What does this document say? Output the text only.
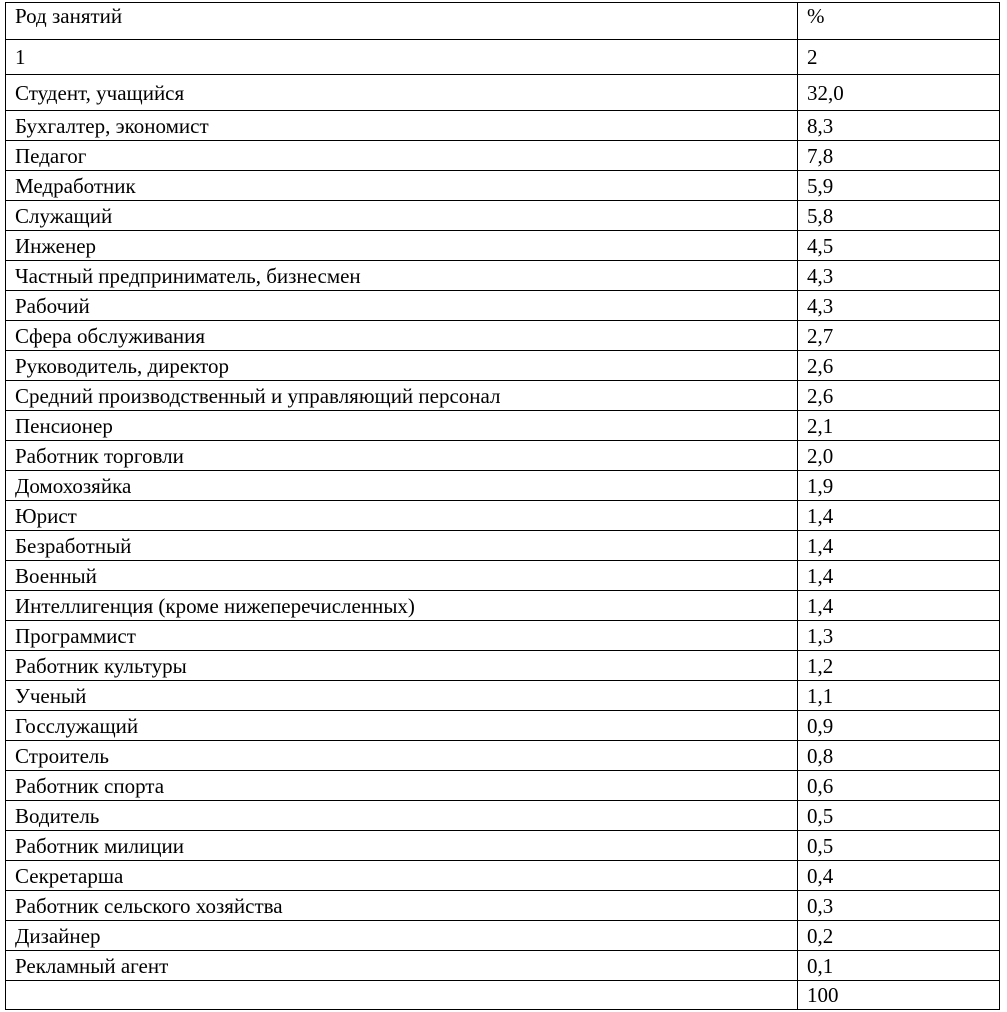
Род занятий	%
1	2
Студент, учащийся	32,0
Бухгалтер, экономист	8,3
Педагог	7,8
Медработник	5,9
Служащий	5,8
Инженер	4,5
Частный предприниматель, бизнесмен	4,3
Рабочий	4,3
Сфера обслуживания	2,7
Руководитель, директор	2,6
Средний производственный и управляющий персонал	2,6
Пенсионер	2,1
Работник торговли	2,0
Домохозяйка	1,9
Юрист	1,4
Безработный	1,4
Военный	1,4
Интеллигенция (кроме нижеперечисленных)	1,4
Программист	1,3
Работник культуры	1,2
Ученый	1,1
Госслужащий	0,9
Строитель	0,8
Работник спорта	0,6
Водитель	0,5
Работник милиции	0,5
Секретарша	0,4
Работник сельского хозяйства	0,3
Дизайнер	0,2
Рекламный агент	0,1
	100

##########

What the task asks — Copy out every line of the material above exactly, skipping the pictures.

Answer to this task —
What does this document say? Output the text only.
Род занятий	%
1	2
Студент, учащийся	32,0
Бухгалтер, экономист	8,3
Педагог	7,8
Медработник	5,9
Служащий	5,8
Инженер	4,5
Частный предприниматель, бизнесмен	4,3
Рабочий	4,3
Сфера обслуживания	2,7
Руководитель, директор	2,6
Средний производственный и управляющий персонал	2,6
Пенсионер	2,1
Работник торговли	2,0
Домохозяйка	1,9
Юрист	1,4
Безработный	1,4
Военный	1,4
Интеллигенция (кроме нижеперечисленных)	1,4
Программист	1,3
Работник культуры	1,2
Ученый	1,1
Госслужащий	0,9
Строитель	0,8
Работник спорта	0,6
Водитель	0,5
Работник милиции	0,5
Секретарша	0,4
Работник сельского хозяйства	0,3
Дизайнер	0,2
Рекламный агент	0,1
	100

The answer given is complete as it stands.